### Written exercise
Find how many lines hold the word "artículo". Give only the number.

* Start Available data *

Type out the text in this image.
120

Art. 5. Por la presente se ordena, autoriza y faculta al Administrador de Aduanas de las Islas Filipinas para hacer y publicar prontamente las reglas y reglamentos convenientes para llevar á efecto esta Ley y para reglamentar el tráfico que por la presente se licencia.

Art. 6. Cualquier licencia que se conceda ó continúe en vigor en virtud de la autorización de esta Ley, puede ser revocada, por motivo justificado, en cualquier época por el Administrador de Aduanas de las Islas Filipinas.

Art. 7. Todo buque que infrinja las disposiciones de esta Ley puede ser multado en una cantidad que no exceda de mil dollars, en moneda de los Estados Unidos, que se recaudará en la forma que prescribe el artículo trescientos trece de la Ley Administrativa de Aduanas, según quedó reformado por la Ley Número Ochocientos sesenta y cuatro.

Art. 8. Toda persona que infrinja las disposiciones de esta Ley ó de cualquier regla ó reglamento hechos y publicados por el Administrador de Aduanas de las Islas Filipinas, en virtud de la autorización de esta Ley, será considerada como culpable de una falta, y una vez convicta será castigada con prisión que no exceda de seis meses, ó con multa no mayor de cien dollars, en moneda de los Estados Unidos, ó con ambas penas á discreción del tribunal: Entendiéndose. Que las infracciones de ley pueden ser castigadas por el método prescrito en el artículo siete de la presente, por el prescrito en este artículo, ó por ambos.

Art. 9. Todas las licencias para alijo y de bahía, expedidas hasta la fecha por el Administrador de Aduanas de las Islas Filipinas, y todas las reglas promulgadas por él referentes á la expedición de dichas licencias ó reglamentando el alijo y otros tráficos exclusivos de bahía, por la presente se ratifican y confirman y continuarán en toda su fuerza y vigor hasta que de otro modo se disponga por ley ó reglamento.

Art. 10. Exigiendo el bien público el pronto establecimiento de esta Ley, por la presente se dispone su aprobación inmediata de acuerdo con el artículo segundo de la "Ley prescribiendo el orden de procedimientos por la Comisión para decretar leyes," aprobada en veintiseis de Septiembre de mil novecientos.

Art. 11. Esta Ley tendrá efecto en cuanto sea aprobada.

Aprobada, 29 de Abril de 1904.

* End Available data *

### Output below
3